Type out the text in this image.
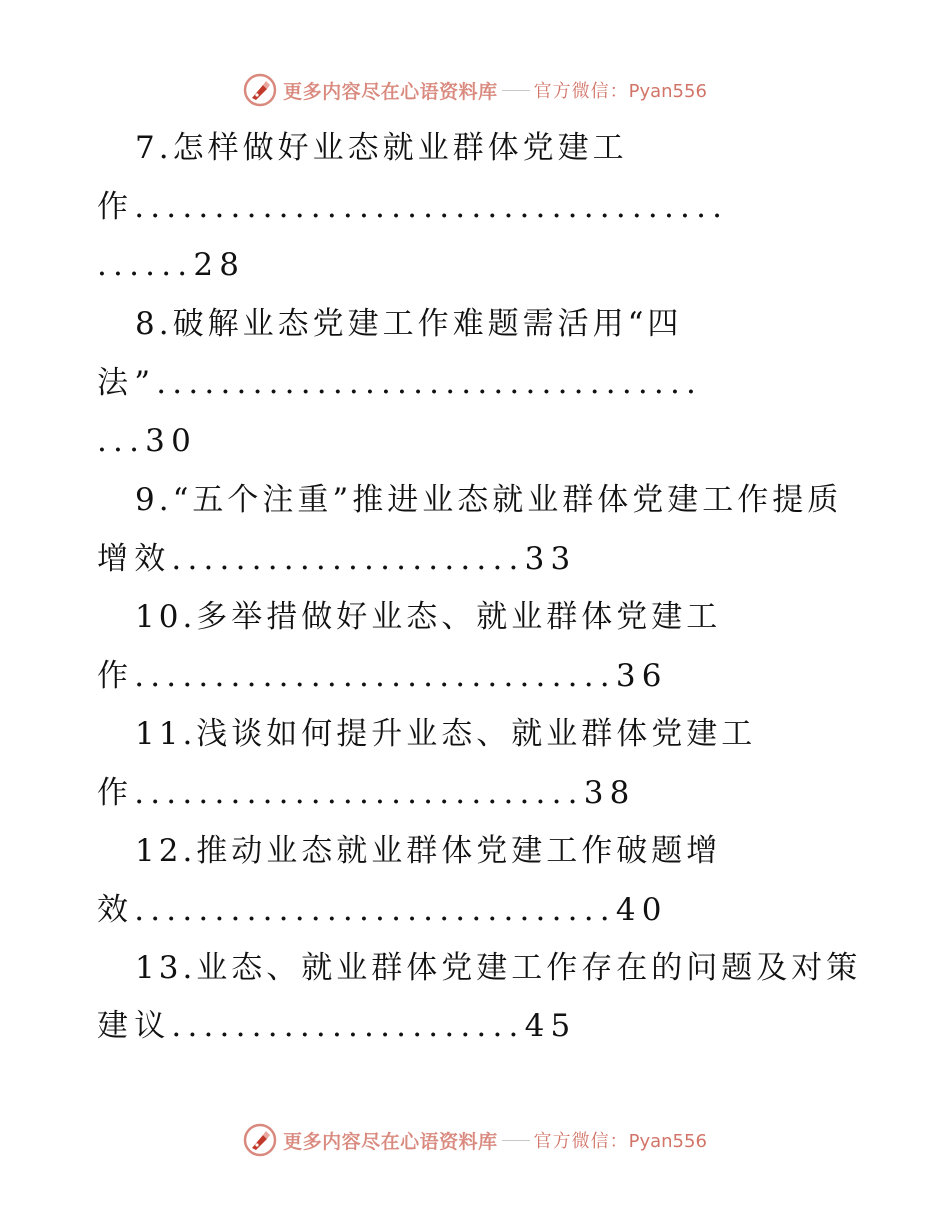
更多内容尽在心语资料库 官方微信：Pyan556
7.怎样做好业态就业群体党建工
作.....................................
......28
8.破解业态党建工作难题需活用“四
法”..................................
...30
9.“五个注重”推进业态就业群体党建工作提质
增效......................33
10.多举措做好业态、就业群体党建工
作..............................36
11.浅谈如何提升业态、就业群体党建工
作............................38
12.推动业态就业群体党建工作破题增
效..............................40
13.业态、就业群体党建工作存在的问题及对策
建议......................45
更多内容尽在心语资料库 官方微信：Pyan556
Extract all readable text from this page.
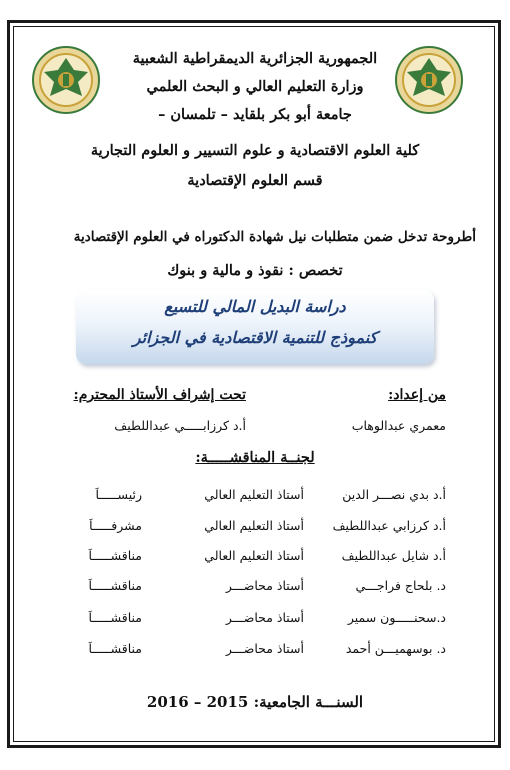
الجمهورية الجزائرية الديمقراطية الشعبية
وزارة التعليم العالي و البحث العلمي
جامعة أبو بكر بلقايد – تلمسان –
كلية العلوم الاقتصادية و علوم التسيير و العلوم التجارية
قسم العلوم الإقتصادية
أطروحة تدخل ضمن متطلبات نيل شهادة الدكتوراه في العلوم الإقتصادية
تخصص : نقوذ و مالية و بنوك
دراسة البديل المالي للتسيع
كنموذج للتنمية الاقتصادية في الجزائر
من إعداد:
تحت إشراف الأستاذ المحترم:
معمري عبدالوهاب
أ.د كرزابـــــي عبداللطيف
لجنــة المناقشـــــة:
أ.د بدي نصـــر الدين
أستاذ التعليم العالي
رئيســـــاَ
أ.د كرزابي عبداللطيف
أستاذ التعليم العالي
مشرفـــــاَ
أ.د شايل عبداللطيف
أستاذ التعليم العالي
مناقشـــــاَ
د. بلحاج فراجـــي
أستاذ محاضـــر
مناقشـــــاَ
د.سحنـــــون سمير
أستاذ محاضـــر
مناقشـــــاَ
د. بوسهميـــن أحمد
أستاذ محاضـــر
مناقشـــــاَ
السنـــة الجامعية: 2015 – 2016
=-=-=
> **INSTRUCTIONS FOR THE TASK**: Without the pictures, transcribe the listing above exactly.

> **ANSWER TO THE PROBLEM**:
Type out the text in this image.
更多内容尽在心语资料库 官方微信：Pyan556
7.怎样做好业态就业群体党建工
作.....................................
......28
8.破解业态党建工作难题需活用“四
法”..................................
...30
9.“五个注重”推进业态就业群体党建工作提质
增效......................33
10.多举措做好业态、就业群体党建工
作..............................36
11.浅谈如何提升业态、就业群体党建工
作............................38
12.推动业态就业群体党建工作破题增
效..............................40
13.业态、就业群体党建工作存在的问题及对策
建议......................45
更多内容尽在心语资料库 官方微信：Pyan556
Extract all readable text from this page.
الجمهورية الجزائرية الديمقراطية الشعبية
وزارة التعليم العالي و البحث العلمي
جامعة أبو بكر بلقايد – تلمسان –
كلية العلوم الاقتصادية و علوم التسيير و العلوم التجارية
قسم العلوم الإقتصادية
أطروحة تدخل ضمن متطلبات نيل شهادة الدكتوراه في العلوم الإقتصادية
تخصص : نقوذ و مالية و بنوك
دراسة البديل المالي للتسيع
كنموذج للتنمية الاقتصادية في الجزائر
من إعداد:
تحت إشراف الأستاذ المحترم:
معمري عبدالوهاب
أ.د كرزابـــــي عبداللطيف
لجنــة المناقشـــــة:
أ.د بدي نصـــر الدين
أستاذ التعليم العالي
رئيســـــاَ
أ.د كرزابي عبداللطيف
أستاذ التعليم العالي
مشرفـــــاَ
أ.د شايل عبداللطيف
أستاذ التعليم العالي
مناقشـــــاَ
د. بلحاج فراجـــي
أستاذ محاضـــر
مناقشـــــاَ
د.سحنـــــون سمير
أستاذ محاضـــر
مناقشـــــاَ
د. بوسهميـــن أحمد
أستاذ محاضـــر
مناقشـــــاَ
السنـــة الجامعية: 2015 – 2016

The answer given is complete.